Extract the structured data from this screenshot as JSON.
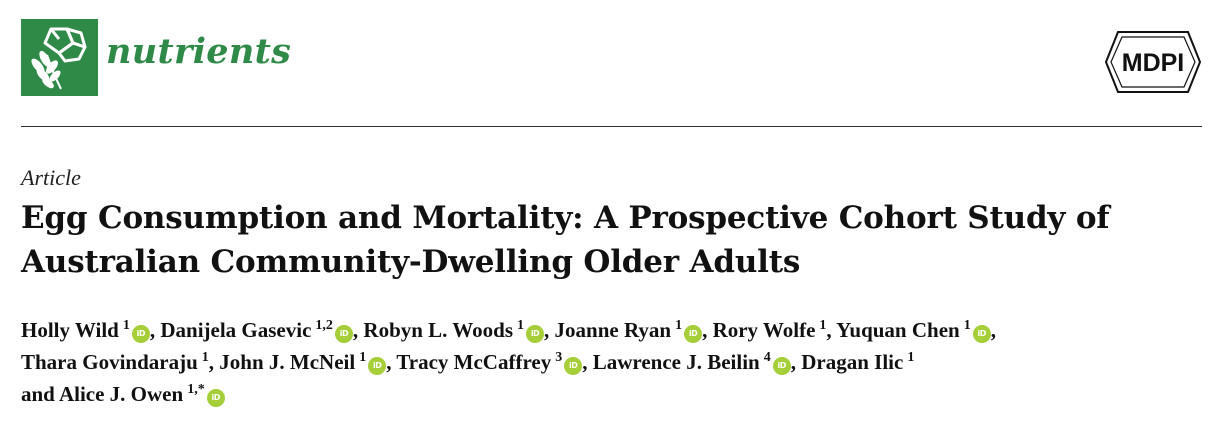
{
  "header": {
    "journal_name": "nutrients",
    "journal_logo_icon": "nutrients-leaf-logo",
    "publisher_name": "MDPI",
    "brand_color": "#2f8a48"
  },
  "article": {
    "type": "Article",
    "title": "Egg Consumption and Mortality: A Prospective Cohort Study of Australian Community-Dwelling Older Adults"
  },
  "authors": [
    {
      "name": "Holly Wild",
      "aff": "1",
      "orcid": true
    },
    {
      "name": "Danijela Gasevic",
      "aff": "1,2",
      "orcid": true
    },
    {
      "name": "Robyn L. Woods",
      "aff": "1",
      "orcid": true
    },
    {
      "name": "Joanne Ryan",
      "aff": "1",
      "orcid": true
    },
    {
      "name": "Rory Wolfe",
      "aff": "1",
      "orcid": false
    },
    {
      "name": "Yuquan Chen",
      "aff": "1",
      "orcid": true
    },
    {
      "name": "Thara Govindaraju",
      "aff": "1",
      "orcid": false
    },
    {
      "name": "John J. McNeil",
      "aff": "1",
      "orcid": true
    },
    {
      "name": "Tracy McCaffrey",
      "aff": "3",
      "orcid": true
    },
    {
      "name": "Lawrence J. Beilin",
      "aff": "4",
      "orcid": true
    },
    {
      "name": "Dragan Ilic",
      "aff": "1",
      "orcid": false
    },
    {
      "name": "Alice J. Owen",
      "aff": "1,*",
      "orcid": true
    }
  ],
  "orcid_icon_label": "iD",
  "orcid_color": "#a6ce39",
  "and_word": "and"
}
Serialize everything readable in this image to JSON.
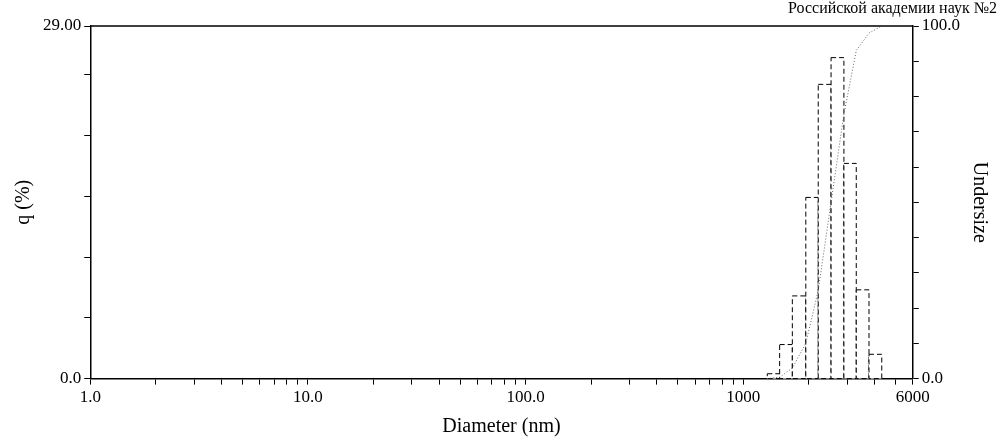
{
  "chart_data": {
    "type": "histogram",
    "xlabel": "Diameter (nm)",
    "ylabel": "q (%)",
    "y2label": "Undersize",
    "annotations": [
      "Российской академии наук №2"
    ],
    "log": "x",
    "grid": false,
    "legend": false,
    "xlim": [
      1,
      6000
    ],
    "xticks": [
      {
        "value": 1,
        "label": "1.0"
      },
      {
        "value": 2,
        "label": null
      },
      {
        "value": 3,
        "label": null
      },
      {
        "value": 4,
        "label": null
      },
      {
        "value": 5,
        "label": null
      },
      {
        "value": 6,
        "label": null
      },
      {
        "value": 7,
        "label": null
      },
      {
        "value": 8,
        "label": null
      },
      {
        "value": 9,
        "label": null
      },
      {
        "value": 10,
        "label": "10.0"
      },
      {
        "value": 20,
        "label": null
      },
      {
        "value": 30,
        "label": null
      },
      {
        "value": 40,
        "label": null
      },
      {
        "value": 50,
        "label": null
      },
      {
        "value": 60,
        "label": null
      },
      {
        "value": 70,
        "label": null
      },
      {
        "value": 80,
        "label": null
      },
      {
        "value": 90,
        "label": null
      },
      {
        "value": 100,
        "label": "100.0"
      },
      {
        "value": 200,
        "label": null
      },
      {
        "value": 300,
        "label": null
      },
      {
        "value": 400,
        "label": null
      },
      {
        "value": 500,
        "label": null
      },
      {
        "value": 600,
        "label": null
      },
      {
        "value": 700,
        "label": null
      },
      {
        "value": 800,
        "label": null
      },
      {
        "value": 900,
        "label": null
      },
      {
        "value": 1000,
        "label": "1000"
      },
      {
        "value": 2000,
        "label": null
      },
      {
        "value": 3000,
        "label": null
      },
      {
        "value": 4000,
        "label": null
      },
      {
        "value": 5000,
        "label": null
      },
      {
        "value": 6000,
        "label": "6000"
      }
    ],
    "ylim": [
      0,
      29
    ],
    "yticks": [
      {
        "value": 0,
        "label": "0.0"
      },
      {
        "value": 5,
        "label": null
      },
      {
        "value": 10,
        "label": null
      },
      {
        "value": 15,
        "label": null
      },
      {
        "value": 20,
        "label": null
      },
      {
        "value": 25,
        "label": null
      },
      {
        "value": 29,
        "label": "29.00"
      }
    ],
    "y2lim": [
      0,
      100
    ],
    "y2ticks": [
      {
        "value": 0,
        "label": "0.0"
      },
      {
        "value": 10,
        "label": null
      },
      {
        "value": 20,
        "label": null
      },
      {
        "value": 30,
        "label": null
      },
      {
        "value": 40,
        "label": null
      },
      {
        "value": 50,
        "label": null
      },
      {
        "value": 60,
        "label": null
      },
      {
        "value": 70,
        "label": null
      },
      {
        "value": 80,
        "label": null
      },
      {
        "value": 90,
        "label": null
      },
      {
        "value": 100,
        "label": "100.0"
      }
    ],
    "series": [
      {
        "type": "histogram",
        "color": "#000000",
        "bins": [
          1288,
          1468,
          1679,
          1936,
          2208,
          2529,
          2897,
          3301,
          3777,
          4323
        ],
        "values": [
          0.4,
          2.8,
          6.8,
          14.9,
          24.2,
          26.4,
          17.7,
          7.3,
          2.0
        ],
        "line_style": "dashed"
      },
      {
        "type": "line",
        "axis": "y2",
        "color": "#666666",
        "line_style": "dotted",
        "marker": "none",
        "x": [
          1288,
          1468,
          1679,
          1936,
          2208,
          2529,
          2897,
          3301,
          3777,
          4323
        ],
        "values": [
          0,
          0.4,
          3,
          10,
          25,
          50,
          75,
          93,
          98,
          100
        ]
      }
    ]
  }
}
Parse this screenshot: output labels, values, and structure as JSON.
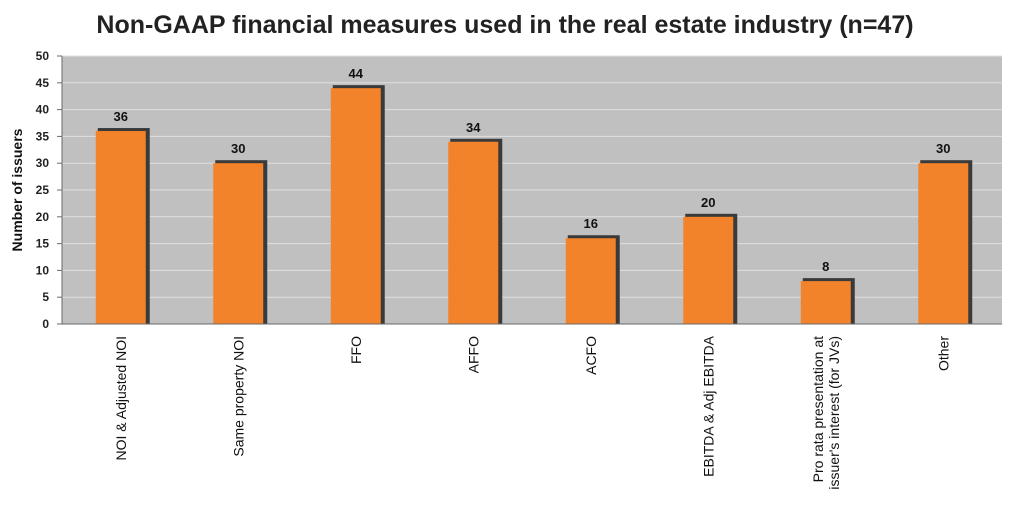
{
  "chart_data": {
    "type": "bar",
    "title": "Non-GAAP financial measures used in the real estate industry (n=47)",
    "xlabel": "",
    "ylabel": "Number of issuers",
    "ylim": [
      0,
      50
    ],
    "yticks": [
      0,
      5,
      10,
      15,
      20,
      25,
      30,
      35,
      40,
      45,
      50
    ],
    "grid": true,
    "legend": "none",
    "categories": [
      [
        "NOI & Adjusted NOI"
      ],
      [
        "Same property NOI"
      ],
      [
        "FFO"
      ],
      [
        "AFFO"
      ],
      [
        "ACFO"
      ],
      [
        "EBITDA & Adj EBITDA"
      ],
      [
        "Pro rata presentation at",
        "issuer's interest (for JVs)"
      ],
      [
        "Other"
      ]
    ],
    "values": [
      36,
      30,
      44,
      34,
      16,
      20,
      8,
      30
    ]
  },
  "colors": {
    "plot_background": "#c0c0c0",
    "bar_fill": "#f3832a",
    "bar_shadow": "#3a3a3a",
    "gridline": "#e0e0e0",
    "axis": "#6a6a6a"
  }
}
---
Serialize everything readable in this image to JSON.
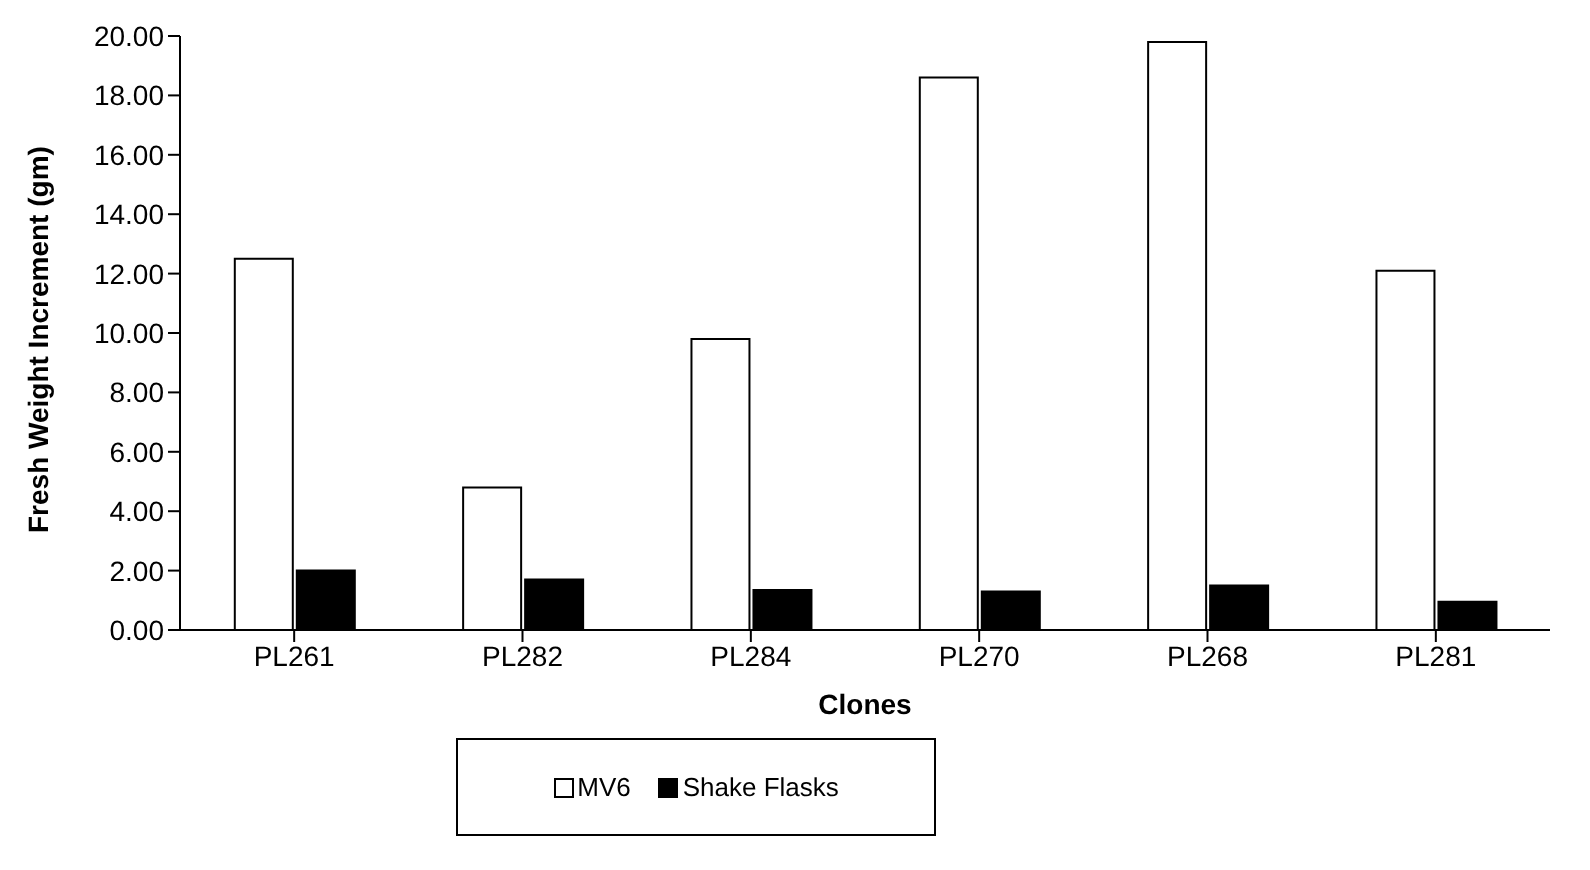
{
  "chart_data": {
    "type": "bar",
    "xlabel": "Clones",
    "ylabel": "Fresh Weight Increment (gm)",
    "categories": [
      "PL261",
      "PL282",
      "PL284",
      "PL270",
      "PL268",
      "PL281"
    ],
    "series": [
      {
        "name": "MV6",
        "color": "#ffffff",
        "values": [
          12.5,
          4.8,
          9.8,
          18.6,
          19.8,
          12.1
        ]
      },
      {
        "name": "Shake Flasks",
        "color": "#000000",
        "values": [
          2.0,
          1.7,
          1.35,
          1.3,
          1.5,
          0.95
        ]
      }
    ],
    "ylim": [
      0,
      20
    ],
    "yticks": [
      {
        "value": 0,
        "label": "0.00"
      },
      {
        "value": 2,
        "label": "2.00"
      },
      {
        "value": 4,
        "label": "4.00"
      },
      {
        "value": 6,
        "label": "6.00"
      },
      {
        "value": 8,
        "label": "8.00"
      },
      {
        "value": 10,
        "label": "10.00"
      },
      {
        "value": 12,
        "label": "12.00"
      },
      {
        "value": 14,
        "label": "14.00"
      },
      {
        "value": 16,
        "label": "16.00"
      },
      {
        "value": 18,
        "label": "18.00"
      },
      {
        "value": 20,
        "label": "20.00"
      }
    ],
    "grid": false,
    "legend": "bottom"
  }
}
* * *
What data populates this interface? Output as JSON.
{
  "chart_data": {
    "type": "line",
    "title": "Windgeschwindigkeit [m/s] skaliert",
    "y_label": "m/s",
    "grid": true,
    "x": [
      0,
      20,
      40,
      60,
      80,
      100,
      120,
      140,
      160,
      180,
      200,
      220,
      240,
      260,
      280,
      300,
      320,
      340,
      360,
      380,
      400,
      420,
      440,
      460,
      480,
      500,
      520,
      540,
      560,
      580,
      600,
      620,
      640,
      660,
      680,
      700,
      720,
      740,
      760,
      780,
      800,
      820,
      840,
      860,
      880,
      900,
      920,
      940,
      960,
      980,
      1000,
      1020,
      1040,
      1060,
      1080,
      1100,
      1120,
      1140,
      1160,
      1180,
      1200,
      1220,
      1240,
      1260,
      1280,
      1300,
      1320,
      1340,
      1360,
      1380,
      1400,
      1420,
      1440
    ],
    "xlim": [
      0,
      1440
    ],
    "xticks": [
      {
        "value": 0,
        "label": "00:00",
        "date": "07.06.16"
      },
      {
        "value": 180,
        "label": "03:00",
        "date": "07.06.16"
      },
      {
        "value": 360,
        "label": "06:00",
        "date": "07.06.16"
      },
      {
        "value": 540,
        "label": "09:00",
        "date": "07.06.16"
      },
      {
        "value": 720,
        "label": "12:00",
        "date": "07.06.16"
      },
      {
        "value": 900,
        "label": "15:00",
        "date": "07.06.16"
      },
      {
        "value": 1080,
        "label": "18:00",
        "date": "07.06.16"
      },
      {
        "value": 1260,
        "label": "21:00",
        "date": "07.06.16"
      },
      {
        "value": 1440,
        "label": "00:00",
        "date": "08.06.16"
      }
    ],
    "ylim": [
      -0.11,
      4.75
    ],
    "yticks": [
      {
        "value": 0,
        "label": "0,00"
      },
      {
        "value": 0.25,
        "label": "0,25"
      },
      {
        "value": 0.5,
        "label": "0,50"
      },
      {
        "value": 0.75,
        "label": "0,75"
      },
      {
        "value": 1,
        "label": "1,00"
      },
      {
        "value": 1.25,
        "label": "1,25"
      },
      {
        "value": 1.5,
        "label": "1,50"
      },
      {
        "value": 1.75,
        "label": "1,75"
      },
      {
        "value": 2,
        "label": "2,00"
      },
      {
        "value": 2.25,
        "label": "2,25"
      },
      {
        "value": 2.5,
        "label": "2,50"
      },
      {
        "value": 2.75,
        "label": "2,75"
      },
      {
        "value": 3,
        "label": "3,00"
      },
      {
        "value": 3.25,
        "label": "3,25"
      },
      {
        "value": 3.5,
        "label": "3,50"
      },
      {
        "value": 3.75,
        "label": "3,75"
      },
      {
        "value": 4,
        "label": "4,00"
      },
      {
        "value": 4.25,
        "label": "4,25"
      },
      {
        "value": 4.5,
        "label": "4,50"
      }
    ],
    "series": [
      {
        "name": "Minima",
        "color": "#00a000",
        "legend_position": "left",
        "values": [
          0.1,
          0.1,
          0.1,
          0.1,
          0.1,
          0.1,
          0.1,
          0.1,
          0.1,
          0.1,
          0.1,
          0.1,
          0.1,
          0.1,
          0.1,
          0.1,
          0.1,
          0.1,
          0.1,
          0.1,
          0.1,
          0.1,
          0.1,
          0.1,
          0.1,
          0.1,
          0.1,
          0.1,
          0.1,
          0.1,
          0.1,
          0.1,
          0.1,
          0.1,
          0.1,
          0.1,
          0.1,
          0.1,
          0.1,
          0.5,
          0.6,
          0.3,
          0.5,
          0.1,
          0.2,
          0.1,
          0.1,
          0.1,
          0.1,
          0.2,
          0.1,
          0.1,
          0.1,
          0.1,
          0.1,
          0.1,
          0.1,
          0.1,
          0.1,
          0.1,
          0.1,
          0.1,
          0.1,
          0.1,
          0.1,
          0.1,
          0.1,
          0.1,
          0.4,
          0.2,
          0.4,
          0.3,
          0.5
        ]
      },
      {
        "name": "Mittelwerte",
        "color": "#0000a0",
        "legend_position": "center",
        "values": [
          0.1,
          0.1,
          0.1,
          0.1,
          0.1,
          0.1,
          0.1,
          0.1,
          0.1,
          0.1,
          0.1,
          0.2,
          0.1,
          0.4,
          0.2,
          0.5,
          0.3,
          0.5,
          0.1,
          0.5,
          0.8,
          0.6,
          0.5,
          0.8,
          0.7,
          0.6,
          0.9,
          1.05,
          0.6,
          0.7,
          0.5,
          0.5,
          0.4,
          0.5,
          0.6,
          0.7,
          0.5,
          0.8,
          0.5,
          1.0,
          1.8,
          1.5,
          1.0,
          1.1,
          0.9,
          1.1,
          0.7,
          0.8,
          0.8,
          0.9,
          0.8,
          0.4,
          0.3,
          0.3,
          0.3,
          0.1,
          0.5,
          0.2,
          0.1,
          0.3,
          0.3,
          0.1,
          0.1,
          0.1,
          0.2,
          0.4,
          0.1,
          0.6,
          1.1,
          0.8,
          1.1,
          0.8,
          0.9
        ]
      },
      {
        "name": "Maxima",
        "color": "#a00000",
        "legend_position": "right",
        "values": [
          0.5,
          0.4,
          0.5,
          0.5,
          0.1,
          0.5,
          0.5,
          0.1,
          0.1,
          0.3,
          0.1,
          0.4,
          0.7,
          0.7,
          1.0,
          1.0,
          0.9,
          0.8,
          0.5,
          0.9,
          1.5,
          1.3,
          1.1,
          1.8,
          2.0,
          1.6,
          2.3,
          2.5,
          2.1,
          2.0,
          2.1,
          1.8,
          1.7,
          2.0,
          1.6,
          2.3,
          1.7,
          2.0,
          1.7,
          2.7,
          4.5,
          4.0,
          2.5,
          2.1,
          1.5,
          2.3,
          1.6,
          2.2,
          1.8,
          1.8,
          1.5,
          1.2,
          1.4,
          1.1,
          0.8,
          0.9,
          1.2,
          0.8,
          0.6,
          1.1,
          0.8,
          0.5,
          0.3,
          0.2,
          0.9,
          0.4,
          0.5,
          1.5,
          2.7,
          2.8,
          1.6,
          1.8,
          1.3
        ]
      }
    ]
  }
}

Problem to solve: Look for lines containing the string "ylabel" and copy them all.

Completed exercise:
    "ylabel": "q (%)",
    "ylabel": "Number of issuers",
    "ylabel": "Fresh Weight Increment (gm)",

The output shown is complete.